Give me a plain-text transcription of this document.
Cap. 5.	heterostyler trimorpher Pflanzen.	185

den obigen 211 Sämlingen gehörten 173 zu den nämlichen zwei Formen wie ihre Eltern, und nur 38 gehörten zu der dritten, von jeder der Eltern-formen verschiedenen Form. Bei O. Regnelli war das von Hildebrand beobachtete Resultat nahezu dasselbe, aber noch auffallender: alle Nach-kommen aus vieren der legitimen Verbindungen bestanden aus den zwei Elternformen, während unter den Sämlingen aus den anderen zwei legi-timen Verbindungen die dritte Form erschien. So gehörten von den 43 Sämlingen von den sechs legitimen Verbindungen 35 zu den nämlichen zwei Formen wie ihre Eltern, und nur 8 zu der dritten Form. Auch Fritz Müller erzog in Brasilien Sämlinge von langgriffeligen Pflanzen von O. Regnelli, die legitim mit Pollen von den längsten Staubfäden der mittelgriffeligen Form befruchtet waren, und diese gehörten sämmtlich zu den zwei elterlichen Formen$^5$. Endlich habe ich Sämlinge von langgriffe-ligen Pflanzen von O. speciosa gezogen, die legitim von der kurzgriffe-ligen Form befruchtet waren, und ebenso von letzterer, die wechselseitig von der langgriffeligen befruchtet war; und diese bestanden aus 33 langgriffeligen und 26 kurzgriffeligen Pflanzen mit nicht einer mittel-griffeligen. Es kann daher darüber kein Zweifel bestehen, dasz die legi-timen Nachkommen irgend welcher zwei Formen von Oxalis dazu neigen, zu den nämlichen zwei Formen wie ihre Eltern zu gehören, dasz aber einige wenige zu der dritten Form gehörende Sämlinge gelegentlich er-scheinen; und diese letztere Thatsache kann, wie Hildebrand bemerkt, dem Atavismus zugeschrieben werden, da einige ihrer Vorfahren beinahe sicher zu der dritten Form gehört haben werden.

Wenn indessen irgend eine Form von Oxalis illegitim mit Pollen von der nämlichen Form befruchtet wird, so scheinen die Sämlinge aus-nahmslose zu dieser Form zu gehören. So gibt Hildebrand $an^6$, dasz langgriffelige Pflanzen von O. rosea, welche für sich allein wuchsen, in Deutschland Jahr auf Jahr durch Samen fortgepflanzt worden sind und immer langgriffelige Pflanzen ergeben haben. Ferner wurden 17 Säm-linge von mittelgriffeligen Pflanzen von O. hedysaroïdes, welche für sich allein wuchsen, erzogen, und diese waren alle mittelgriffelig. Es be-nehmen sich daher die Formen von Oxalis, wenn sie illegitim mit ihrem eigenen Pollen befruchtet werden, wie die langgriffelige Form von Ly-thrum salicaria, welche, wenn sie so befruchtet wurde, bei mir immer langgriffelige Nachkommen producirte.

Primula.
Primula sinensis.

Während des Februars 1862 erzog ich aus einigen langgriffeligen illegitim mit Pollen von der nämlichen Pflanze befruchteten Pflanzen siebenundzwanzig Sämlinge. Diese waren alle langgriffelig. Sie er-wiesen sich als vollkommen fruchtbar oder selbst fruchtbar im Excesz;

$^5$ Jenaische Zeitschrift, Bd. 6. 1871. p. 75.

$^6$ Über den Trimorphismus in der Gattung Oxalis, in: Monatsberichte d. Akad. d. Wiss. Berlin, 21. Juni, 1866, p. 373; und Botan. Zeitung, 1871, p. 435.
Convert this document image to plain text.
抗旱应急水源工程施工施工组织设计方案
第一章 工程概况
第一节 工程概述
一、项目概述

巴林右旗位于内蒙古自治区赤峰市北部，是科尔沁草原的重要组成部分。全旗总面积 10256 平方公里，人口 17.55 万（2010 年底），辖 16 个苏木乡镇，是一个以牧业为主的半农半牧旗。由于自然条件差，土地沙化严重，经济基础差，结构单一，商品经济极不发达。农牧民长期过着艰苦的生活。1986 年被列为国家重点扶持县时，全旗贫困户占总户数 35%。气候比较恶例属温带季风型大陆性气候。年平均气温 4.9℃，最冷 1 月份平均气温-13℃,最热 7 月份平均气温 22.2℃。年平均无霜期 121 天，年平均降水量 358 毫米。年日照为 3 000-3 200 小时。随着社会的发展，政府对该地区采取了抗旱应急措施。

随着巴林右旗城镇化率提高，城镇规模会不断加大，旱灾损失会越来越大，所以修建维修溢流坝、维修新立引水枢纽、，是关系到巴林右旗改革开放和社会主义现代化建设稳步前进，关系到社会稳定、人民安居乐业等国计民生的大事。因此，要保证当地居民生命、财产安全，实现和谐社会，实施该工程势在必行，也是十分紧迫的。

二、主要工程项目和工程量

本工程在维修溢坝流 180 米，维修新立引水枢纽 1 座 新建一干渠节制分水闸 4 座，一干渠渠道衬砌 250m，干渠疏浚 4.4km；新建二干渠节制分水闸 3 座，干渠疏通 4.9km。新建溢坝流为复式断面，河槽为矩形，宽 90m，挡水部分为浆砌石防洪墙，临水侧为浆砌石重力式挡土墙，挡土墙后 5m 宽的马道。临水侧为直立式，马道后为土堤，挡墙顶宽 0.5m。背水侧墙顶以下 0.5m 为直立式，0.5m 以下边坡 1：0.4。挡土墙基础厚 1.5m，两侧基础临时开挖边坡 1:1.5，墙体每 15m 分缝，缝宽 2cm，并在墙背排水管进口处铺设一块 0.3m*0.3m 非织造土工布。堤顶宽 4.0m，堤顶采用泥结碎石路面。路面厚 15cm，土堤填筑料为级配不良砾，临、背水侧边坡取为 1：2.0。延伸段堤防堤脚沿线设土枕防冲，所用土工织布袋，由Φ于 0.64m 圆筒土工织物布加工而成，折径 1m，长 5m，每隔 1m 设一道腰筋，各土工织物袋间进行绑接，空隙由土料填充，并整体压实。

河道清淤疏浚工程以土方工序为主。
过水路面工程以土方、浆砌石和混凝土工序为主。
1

Work to complete ▸ Extract each line from the entries above that contains the string "this".

Exercise output ▸
Give me a plain-text transcription of this document.
Convert this document image to plain text.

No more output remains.